Direction →
Write out all the material exactly. Leave nothing out.
[START Input material]
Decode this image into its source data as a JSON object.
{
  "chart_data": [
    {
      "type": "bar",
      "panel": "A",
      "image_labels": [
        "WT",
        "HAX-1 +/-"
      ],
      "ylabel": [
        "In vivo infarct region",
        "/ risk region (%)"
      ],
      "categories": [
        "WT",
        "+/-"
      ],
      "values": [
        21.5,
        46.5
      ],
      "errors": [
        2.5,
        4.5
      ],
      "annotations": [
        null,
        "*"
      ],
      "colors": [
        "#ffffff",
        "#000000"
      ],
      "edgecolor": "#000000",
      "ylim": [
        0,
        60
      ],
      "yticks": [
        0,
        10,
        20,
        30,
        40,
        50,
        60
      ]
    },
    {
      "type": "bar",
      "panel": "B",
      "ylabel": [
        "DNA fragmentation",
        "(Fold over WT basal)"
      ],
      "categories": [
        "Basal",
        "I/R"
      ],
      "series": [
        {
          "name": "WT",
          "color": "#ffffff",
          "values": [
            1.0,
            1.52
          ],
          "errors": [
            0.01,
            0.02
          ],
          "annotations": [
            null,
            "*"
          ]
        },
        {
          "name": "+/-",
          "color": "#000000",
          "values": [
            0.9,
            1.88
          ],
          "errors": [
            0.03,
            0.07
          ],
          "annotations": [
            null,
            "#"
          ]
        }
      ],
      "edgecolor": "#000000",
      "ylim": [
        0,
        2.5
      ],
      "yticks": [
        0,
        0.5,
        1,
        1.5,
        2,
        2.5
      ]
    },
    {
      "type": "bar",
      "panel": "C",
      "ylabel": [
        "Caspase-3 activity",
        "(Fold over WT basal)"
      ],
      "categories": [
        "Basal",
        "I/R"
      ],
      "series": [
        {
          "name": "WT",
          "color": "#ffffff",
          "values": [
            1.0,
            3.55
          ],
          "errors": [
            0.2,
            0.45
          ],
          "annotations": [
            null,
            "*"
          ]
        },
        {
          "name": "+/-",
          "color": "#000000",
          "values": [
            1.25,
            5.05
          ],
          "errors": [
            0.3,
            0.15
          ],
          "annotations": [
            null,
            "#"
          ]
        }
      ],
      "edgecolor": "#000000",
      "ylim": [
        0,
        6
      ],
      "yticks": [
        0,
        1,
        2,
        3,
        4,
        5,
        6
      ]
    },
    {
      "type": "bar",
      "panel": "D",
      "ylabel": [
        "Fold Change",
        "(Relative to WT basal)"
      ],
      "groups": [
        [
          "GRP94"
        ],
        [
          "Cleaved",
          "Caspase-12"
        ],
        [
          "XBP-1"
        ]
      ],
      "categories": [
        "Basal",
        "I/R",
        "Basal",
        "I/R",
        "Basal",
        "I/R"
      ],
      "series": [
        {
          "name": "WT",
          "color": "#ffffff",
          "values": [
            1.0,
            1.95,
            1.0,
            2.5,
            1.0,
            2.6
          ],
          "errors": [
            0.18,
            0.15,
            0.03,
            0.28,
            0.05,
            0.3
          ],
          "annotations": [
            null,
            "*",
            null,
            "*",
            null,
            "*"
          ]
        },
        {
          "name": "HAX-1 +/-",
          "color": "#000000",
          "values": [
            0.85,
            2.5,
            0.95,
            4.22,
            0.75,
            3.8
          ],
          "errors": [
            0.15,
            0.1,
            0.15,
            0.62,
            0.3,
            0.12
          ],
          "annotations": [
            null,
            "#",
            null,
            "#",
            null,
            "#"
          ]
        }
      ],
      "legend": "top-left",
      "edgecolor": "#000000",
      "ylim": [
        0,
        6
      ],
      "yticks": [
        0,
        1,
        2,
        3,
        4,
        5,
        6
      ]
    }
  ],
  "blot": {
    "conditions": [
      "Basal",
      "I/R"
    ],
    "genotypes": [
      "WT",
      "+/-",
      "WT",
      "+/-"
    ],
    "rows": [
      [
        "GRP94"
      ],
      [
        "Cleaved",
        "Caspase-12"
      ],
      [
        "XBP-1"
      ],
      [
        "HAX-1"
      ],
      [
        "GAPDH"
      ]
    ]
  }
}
[END Input material]
Result of this exercise →
Decode this image into its source data as a JSON object.
{
  "chart_data": [
    {
      "type": "bar",
      "panel": "A",
      "image_labels": [
        "WT",
        "HAX-1 +/-"
      ],
      "ylabel": [
        "In vivo infarct region",
        "/ risk region (%)"
      ],
      "categories": [
        "WT",
        "+/-"
      ],
      "values": [
        21.5,
        46.5
      ],
      "errors": [
        2.5,
        4.5
      ],
      "annotations": [
        null,
        "*"
      ],
      "colors": [
        "#ffffff",
        "#000000"
      ],
      "edgecolor": "#000000",
      "ylim": [
        0,
        60
      ],
      "yticks": [
        0,
        10,
        20,
        30,
        40,
        50,
        60
      ]
    },
    {
      "type": "bar",
      "panel": "B",
      "ylabel": [
        "DNA fragmentation",
        "(Fold over WT basal)"
      ],
      "categories": [
        "Basal",
        "I/R"
      ],
      "series": [
        {
          "name": "WT",
          "color": "#ffffff",
          "values": [
            1.0,
            1.52
          ],
          "errors": [
            0.01,
            0.02
          ],
          "annotations": [
            null,
            "*"
          ]
        },
        {
          "name": "+/-",
          "color": "#000000",
          "values": [
            0.9,
            1.88
          ],
          "errors": [
            0.03,
            0.07
          ],
          "annotations": [
            null,
            "#"
          ]
        }
      ],
      "edgecolor": "#000000",
      "ylim": [
        0,
        2.5
      ],
      "yticks": [
        0,
        0.5,
        1,
        1.5,
        2,
        2.5
      ]
    },
    {
      "type": "bar",
      "panel": "C",
      "ylabel": [
        "Caspase-3 activity",
        "(Fold over WT basal)"
      ],
      "categories": [
        "Basal",
        "I/R"
      ],
      "series": [
        {
          "name": "WT",
          "color": "#ffffff",
          "values": [
            1.0,
            3.55
          ],
          "errors": [
            0.2,
            0.45
          ],
          "annotations": [
            null,
            "*"
          ]
        },
        {
          "name": "+/-",
          "color": "#000000",
          "values": [
            1.25,
            5.05
          ],
          "errors": [
            0.3,
            0.15
          ],
          "annotations": [
            null,
            "#"
          ]
        }
      ],
      "edgecolor": "#000000",
      "ylim": [
        0,
        6
      ],
      "yticks": [
        0,
        1,
        2,
        3,
        4,
        5,
        6
      ]
    },
    {
      "type": "bar",
      "panel": "D",
      "ylabel": [
        "Fold Change",
        "(Relative to WT basal)"
      ],
      "groups": [
        [
          "GRP94"
        ],
        [
          "Cleaved",
          "Caspase-12"
        ],
        [
          "XBP-1"
        ]
      ],
      "categories": [
        "Basal",
        "I/R",
        "Basal",
        "I/R",
        "Basal",
        "I/R"
      ],
      "series": [
        {
          "name": "WT",
          "color": "#ffffff",
          "values": [
            1.0,
            1.95,
            1.0,
            2.5,
            1.0,
            2.6
          ],
          "errors": [
            0.18,
            0.15,
            0.03,
            0.28,
            0.05,
            0.3
          ],
          "annotations": [
            null,
            "*",
            null,
            "*",
            null,
            "*"
          ]
        },
        {
          "name": "HAX-1 +/-",
          "color": "#000000",
          "values": [
            0.85,
            2.5,
            0.95,
            4.22,
            0.75,
            3.8
          ],
          "errors": [
            0.15,
            0.1,
            0.15,
            0.62,
            0.3,
            0.12
          ],
          "annotations": [
            null,
            "#",
            null,
            "#",
            null,
            "#"
          ]
        }
      ],
      "legend": "top-left",
      "edgecolor": "#000000",
      "ylim": [
        0,
        6
      ],
      "yticks": [
        0,
        1,
        2,
        3,
        4,
        5,
        6
      ]
    }
  ],
  "blot": {
    "conditions": [
      "Basal",
      "I/R"
    ],
    "genotypes": [
      "WT",
      "+/-",
      "WT",
      "+/-"
    ],
    "rows": [
      [
        "GRP94"
      ],
      [
        "Cleaved",
        "Caspase-12"
      ],
      [
        "XBP-1"
      ],
      [
        "HAX-1"
      ],
      [
        "GAPDH"
      ]
    ]
  }
}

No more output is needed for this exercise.